(Figure collection entries)
---*---
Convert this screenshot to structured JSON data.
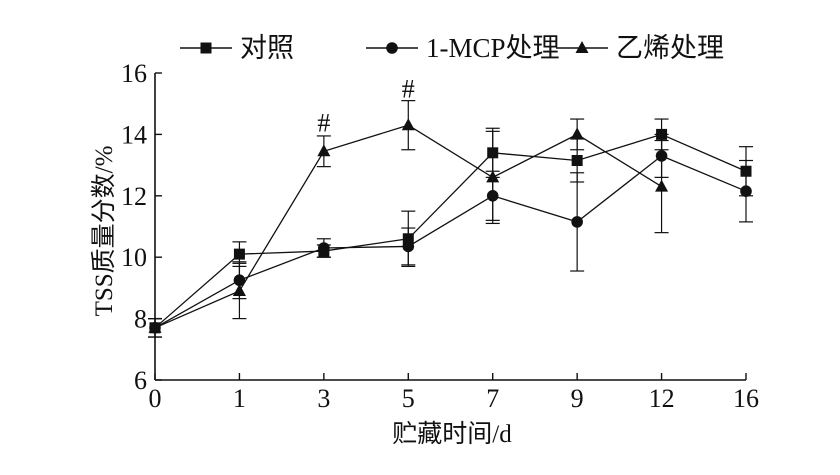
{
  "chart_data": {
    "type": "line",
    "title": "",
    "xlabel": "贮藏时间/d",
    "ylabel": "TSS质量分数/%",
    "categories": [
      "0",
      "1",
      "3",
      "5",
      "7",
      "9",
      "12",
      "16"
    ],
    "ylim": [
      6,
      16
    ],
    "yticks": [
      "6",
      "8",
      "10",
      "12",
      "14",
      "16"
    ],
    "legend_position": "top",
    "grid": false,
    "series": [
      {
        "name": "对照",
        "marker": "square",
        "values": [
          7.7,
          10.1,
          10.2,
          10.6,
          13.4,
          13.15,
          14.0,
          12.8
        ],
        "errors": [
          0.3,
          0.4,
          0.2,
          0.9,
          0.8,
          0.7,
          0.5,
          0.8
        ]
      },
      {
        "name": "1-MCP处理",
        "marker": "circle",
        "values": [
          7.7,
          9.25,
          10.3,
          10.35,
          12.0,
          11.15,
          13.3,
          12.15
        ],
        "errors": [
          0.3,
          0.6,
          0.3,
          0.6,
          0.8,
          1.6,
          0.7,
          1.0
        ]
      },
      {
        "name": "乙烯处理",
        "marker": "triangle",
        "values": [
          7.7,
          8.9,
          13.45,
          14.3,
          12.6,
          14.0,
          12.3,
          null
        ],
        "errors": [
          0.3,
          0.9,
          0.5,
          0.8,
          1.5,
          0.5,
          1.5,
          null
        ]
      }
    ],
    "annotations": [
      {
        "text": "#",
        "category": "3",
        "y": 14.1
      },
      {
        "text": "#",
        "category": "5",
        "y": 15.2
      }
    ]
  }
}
---*---
* **EXERCISE AIM**: Every line of the data should be copied as it stands, without the images.

* **ANSWER TO THIS TASK**:
Convert this screenshot to structured JSON data.
{
  "chart_data": {
    "type": "line",
    "title": "",
    "xlabel": "贮藏时间/d",
    "ylabel": "TSS质量分数/%",
    "categories": [
      "0",
      "1",
      "3",
      "5",
      "7",
      "9",
      "12",
      "16"
    ],
    "ylim": [
      6,
      16
    ],
    "yticks": [
      "6",
      "8",
      "10",
      "12",
      "14",
      "16"
    ],
    "legend_position": "top",
    "grid": false,
    "series": [
      {
        "name": "对照",
        "marker": "square",
        "values": [
          7.7,
          10.1,
          10.2,
          10.6,
          13.4,
          13.15,
          14.0,
          12.8
        ],
        "errors": [
          0.3,
          0.4,
          0.2,
          0.9,
          0.8,
          0.7,
          0.5,
          0.8
        ]
      },
      {
        "name": "1-MCP处理",
        "marker": "circle",
        "values": [
          7.7,
          9.25,
          10.3,
          10.35,
          12.0,
          11.15,
          13.3,
          12.15
        ],
        "errors": [
          0.3,
          0.6,
          0.3,
          0.6,
          0.8,
          1.6,
          0.7,
          1.0
        ]
      },
      {
        "name": "乙烯处理",
        "marker": "triangle",
        "values": [
          7.7,
          8.9,
          13.45,
          14.3,
          12.6,
          14.0,
          12.3,
          null
        ],
        "errors": [
          0.3,
          0.9,
          0.5,
          0.8,
          1.5,
          0.5,
          1.5,
          null
        ]
      }
    ],
    "annotations": [
      {
        "text": "#",
        "category": "3",
        "y": 14.1
      },
      {
        "text": "#",
        "category": "5",
        "y": 15.2
      }
    ]
  }
}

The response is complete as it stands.